◆ Available data:
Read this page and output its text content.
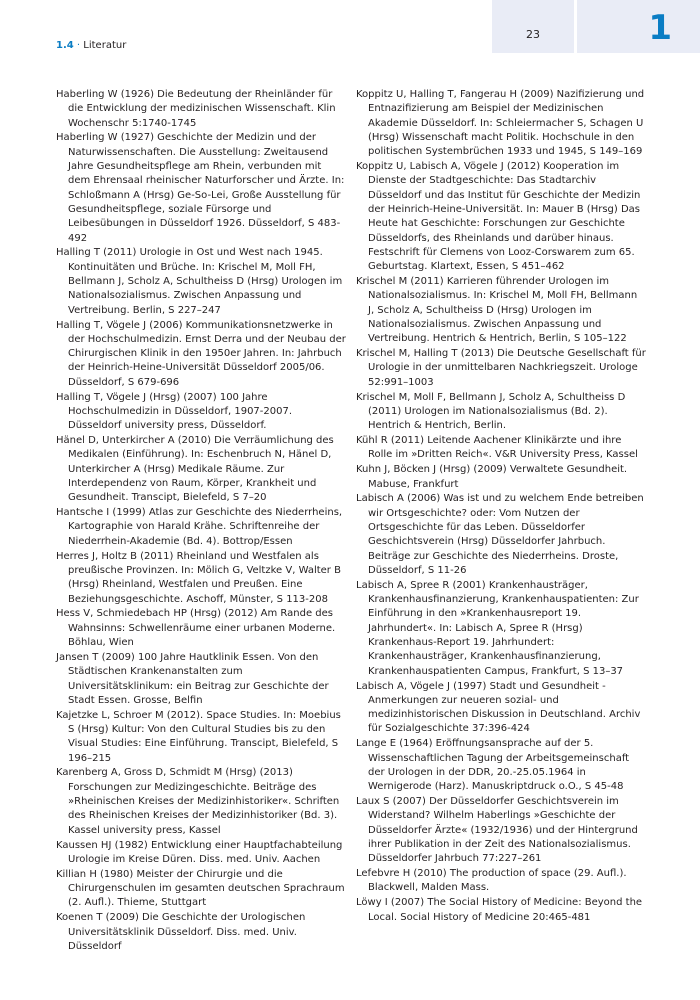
1.4 · Literatur
23	1

Haberling W (1926) Die Bedeutung der Rheinländer für die Entwicklung der medizinischen Wissenschaft. Klin Wochenschr 5:1740-1745

Haberling W (1927) Geschichte der Medizin und der Naturwissenschaften. Die Ausstellung: Zweitausend Jahre Gesundheitspflege am Rhein, verbunden mit dem Ehrensaal rheinischer Naturforscher und Ärzte. In: Schloßmann A (Hrsg) Ge-So-Lei, Große Ausstellung für Gesundheitspflege, soziale Fürsorge und Leibesübungen in Düsseldorf 1926. Düsseldorf, S 483-492

Halling T (2011) Urologie in Ost und West nach 1945. Kontinuitäten und Brüche. In: Krischel M, Moll FH, Bellmann J, Scholz A, Schultheiss D (Hrsg) Urologen im Nationalsozialismus. Zwischen Anpassung und Vertreibung. Berlin, S 227–247

Halling T, Vögele J (2006) Kommunikationsnetzwerke in der Hochschulmedizin. Ernst Derra und der Neubau der Chirurgischen Klinik in den 1950er Jahren. In: Jahrbuch der Heinrich-Heine-Universität Düsseldorf 2005/06. Düsseldorf, S 679-696

Halling T, Vögele J (Hrsg) (2007) 100 Jahre Hochschulmedizin in Düsseldorf, 1907-2007. Düsseldorf university press, Düsseldorf.

Hänel D, Unterkircher A (2010) Die Verräumlichung des Medikalen (Einführung). In: Eschenbruch N, Hänel D, Unterkircher A (Hrsg) Medikale Räume. Zur Interdependenz von Raum, Körper, Krankheit und Gesundheit. Transcipt, Bielefeld, S 7–20

Hantsche I (1999) Atlas zur Geschichte des Niederrheins, Kartographie von Harald Krähe. Schriftenreihe der Niederrhein-Akademie (Bd. 4). Bottrop/Essen

Herres J, Holtz B (2011) Rheinland und Westfalen als preußische Provinzen. In: Mölich G, Veltzke V, Walter B (Hrsg) Rheinland, Westfalen und Preußen. Eine Beziehungsgeschichte. Aschoff, Münster, S 113-208

Hess V, Schmiedebach HP (Hrsg) (2012) Am Rande des Wahnsinns: Schwellenräume einer urbanen Moderne. Böhlau, Wien

Jansen T (2009) 100 Jahre Hautklinik Essen. Von den Städtischen Krankenanstalten zum Universitätsklinikum: ein Beitrag zur Geschichte der Stadt Essen. Grosse, Belfin

Kajetzke L, Schroer M (2012). Space Studies. In: Moebius S (Hrsg) Kultur: Von den Cultural Studies bis zu den Visual Studies: Eine Einführung. Transcipt, Bielefeld, S 196–215

Karenberg A, Gross D, Schmidt M (Hrsg) (2013) Forschungen zur Medizingeschichte. Beiträge des »Rheinischen Kreises der Medizinhistoriker«. Schriften des Rheinischen Kreises der Medizinhistoriker (Bd. 3). Kassel university press, Kassel

Kaussen HJ (1982) Entwicklung einer Hauptfachabteilung Urologie im Kreise Düren. Diss. med. Univ. Aachen

Killian H (1980) Meister der Chirurgie und die Chirurgenschulen im gesamten deutschen Sprachraum (2. Aufl.). Thieme, Stuttgart

Koenen T (2009) Die Geschichte der Urologischen Universitätsklinik Düsseldorf. Diss. med. Univ. Düsseldorf

Koppitz U, Halling T, Fangerau H (2009) Nazifizierung und Entnazifizierung am Beispiel der Medizinischen Akademie Düsseldorf. In: Schleiermacher S, Schagen U (Hrsg) Wissenschaft macht Politik. Hochschule in den politischen Systembrüchen 1933 und 1945, S 149–169

Koppitz U, Labisch A, Vögele J (2012) Kooperation im Dienste der Stadtgeschichte: Das Stadtarchiv Düsseldorf und das Institut für Geschichte der Medizin der Heinrich-Heine-Universität. In: Mauer B (Hrsg) Das Heute hat Geschichte: Forschungen zur Geschichte Düsseldorfs, des Rheinlands und darüber hinaus. Festschrift für Clemens von Looz-Corswarem zum 65. Geburtstag. Klartext, Essen, S 451–462

Krischel M (2011) Karrieren führender Urologen im Nationalsozialismus. In: Krischel M, Moll FH, Bellmann J, Scholz A, Schultheiss D (Hrsg) Urologen im Nationalsozialismus. Zwischen Anpassung und Vertreibung. Hentrich & Hentrich, Berlin, S 105–122

Krischel M, Halling T (2013) Die Deutsche Gesellschaft für Urologie in der unmittelbaren Nachkriegszeit. Urologe 52:991–1003

Krischel M, Moll F, Bellmann J, Scholz A, Schultheiss D (2011) Urologen im Nationalsozialismus (Bd. 2). Hentrich & Hentrich, Berlin.

Kühl R (2011) Leitende Aachener Klinikärzte und ihre Rolle im »Dritten Reich«. V&R University Press, Kassel

Kuhn J, Böcken J (Hrsg) (2009) Verwaltete Gesundheit. Mabuse, Frankfurt

Labisch A (2006) Was ist und zu welchem Ende betreiben wir Ortsgeschichte? oder: Vom Nutzen der Ortsgeschichte für das Leben. Düsseldorfer Geschichtsverein (Hrsg) Düsseldorfer Jahrbuch. Beiträge zur Geschichte des Niederrheins. Droste, Düsseldorf, S 11-26

Labisch A, Spree R (2001) Krankenhausträger, Krankenhausfinanzierung, Krankenhauspatienten: Zur Einführung in den »Krankenhausreport 19. Jahrhundert«. In: Labisch A, Spree R (Hrsg) Krankenhaus-Report 19. Jahrhundert: Krankenhausträger, Krankenhausfinanzierung, Krankenhauspatienten Campus, Frankfurt, S 13–37

Labisch A, Vögele J (1997) Stadt und Gesundheit - Anmerkungen zur neueren sozial- und medizinhistorischen Diskussion in Deutschland. Archiv für Sozialgeschichte 37:396-424

Lange E (1964) Eröffnungsansprache auf der 5. Wissenschaftlichen Tagung der Arbeitsgemeinschaft der Urologen in der DDR, 20.-25.05.1964 in Wernigerode (Harz). Manuskriptdruck o.O., S 45-48

Laux S (2007) Der Düsseldorfer Geschichtsverein im Widerstand? Wilhelm Haberlings »Geschichte der Düsseldorfer Ärzte« (1932/1936) und der Hintergrund ihrer Publikation in der Zeit des Nationalsozialismus. Düsseldorfer Jahrbuch 77:227–261

Lefebvre H (2010) The production of space (29. Aufl.). Blackwell, Malden Mass.

Löwy I (2007) The Social History of Medicine: Beyond the Local. Social History of Medicine 20:465-481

◆ Task brief: The records above must be printed exactly; the pictures stay out.

◆ Task output:
Read this page and output its text content.
1.4 · Literatur
23	1

Haberling W (1926) Die Bedeutung der Rheinländer für die Entwicklung der medizinischen Wissenschaft. Klin Wochenschr 5:1740-1745

Haberling W (1927) Geschichte der Medizin und der Naturwissenschaften. Die Ausstellung: Zweitausend Jahre Gesundheitspflege am Rhein, verbunden mit dem Ehrensaal rheinischer Naturforscher und Ärzte. In: Schloßmann A (Hrsg) Ge-So-Lei, Große Ausstellung für Gesundheitspflege, soziale Fürsorge und Leibesübungen in Düsseldorf 1926. Düsseldorf, S 483-492

Halling T (2011) Urologie in Ost und West nach 1945. Kontinuitäten und Brüche. In: Krischel M, Moll FH, Bellmann J, Scholz A, Schultheiss D (Hrsg) Urologen im Nationalsozialismus. Zwischen Anpassung und Vertreibung. Berlin, S 227–247

Halling T, Vögele J (2006) Kommunikationsnetzwerke in der Hochschulmedizin. Ernst Derra und der Neubau der Chirurgischen Klinik in den 1950er Jahren. In: Jahrbuch der Heinrich-Heine-Universität Düsseldorf 2005/06. Düsseldorf, S 679-696

Halling T, Vögele J (Hrsg) (2007) 100 Jahre Hochschulmedizin in Düsseldorf, 1907-2007. Düsseldorf university press, Düsseldorf.

Hänel D, Unterkircher A (2010) Die Verräumlichung des Medikalen (Einführung). In: Eschenbruch N, Hänel D, Unterkircher A (Hrsg) Medikale Räume. Zur Interdependenz von Raum, Körper, Krankheit und Gesundheit. Transcipt, Bielefeld, S 7–20

Hantsche I (1999) Atlas zur Geschichte des Niederrheins, Kartographie von Harald Krähe. Schriftenreihe der Niederrhein-Akademie (Bd. 4). Bottrop/Essen

Herres J, Holtz B (2011) Rheinland und Westfalen als preußische Provinzen. In: Mölich G, Veltzke V, Walter B (Hrsg) Rheinland, Westfalen und Preußen. Eine Beziehungsgeschichte. Aschoff, Münster, S 113-208

Hess V, Schmiedebach HP (Hrsg) (2012) Am Rande des Wahnsinns: Schwellenräume einer urbanen Moderne. Böhlau, Wien

Jansen T (2009) 100 Jahre Hautklinik Essen. Von den Städtischen Krankenanstalten zum Universitätsklinikum: ein Beitrag zur Geschichte der Stadt Essen. Grosse, Belfin

Kajetzke L, Schroer M (2012). Space Studies. In: Moebius S (Hrsg) Kultur: Von den Cultural Studies bis zu den Visual Studies: Eine Einführung. Transcipt, Bielefeld, S 196–215

Karenberg A, Gross D, Schmidt M (Hrsg) (2013) Forschungen zur Medizingeschichte. Beiträge des »Rheinischen Kreises der Medizinhistoriker«. Schriften des Rheinischen Kreises der Medizinhistoriker (Bd. 3). Kassel university press, Kassel

Kaussen HJ (1982) Entwicklung einer Hauptfachabteilung Urologie im Kreise Düren. Diss. med. Univ. Aachen

Killian H (1980) Meister der Chirurgie und die Chirurgenschulen im gesamten deutschen Sprachraum (2. Aufl.). Thieme, Stuttgart

Koenen T (2009) Die Geschichte der Urologischen Universitätsklinik Düsseldorf. Diss. med. Univ. Düsseldorf

Koppitz U, Halling T, Fangerau H (2009) Nazifizierung und Entnazifizierung am Beispiel der Medizinischen Akademie Düsseldorf. In: Schleiermacher S, Schagen U (Hrsg) Wissenschaft macht Politik. Hochschule in den politischen Systembrüchen 1933 und 1945, S 149–169

Koppitz U, Labisch A, Vögele J (2012) Kooperation im Dienste der Stadtgeschichte: Das Stadtarchiv Düsseldorf und das Institut für Geschichte der Medizin der Heinrich-Heine-Universität. In: Mauer B (Hrsg) Das Heute hat Geschichte: Forschungen zur Geschichte Düsseldorfs, des Rheinlands und darüber hinaus. Festschrift für Clemens von Looz-Corswarem zum 65. Geburtstag. Klartext, Essen, S 451–462

Krischel M (2011) Karrieren führender Urologen im Nationalsozialismus. In: Krischel M, Moll FH, Bellmann J, Scholz A, Schultheiss D (Hrsg) Urologen im Nationalsozialismus. Zwischen Anpassung und Vertreibung. Hentrich & Hentrich, Berlin, S 105–122

Krischel M, Halling T (2013) Die Deutsche Gesellschaft für Urologie in der unmittelbaren Nachkriegszeit. Urologe 52:991–1003

Krischel M, Moll F, Bellmann J, Scholz A, Schultheiss D (2011) Urologen im Nationalsozialismus (Bd. 2). Hentrich & Hentrich, Berlin.

Kühl R (2011) Leitende Aachener Klinikärzte und ihre Rolle im »Dritten Reich«. V&R University Press, Kassel

Kuhn J, Böcken J (Hrsg) (2009) Verwaltete Gesundheit. Mabuse, Frankfurt

Labisch A (2006) Was ist und zu welchem Ende betreiben wir Ortsgeschichte? oder: Vom Nutzen der Ortsgeschichte für das Leben. Düsseldorfer Geschichtsverein (Hrsg) Düsseldorfer Jahrbuch. Beiträge zur Geschichte des Niederrheins. Droste, Düsseldorf, S 11-26

Labisch A, Spree R (2001) Krankenhausträger, Krankenhausfinanzierung, Krankenhauspatienten: Zur Einführung in den »Krankenhausreport 19. Jahrhundert«. In: Labisch A, Spree R (Hrsg) Krankenhaus-Report 19. Jahrhundert: Krankenhausträger, Krankenhausfinanzierung, Krankenhauspatienten Campus, Frankfurt, S 13–37

Labisch A, Vögele J (1997) Stadt und Gesundheit - Anmerkungen zur neueren sozial- und medizinhistorischen Diskussion in Deutschland. Archiv für Sozialgeschichte 37:396-424

Lange E (1964) Eröffnungsansprache auf der 5. Wissenschaftlichen Tagung der Arbeitsgemeinschaft der Urologen in der DDR, 20.-25.05.1964 in Wernigerode (Harz). Manuskriptdruck o.O., S 45-48

Laux S (2007) Der Düsseldorfer Geschichtsverein im Widerstand? Wilhelm Haberlings »Geschichte der Düsseldorfer Ärzte« (1932/1936) und der Hintergrund ihrer Publikation in der Zeit des Nationalsozialismus. Düsseldorfer Jahrbuch 77:227–261

Lefebvre H (2010) The production of space (29. Aufl.). Blackwell, Malden Mass.

Löwy I (2007) The Social History of Medicine: Beyond the Local. Social History of Medicine 20:465-481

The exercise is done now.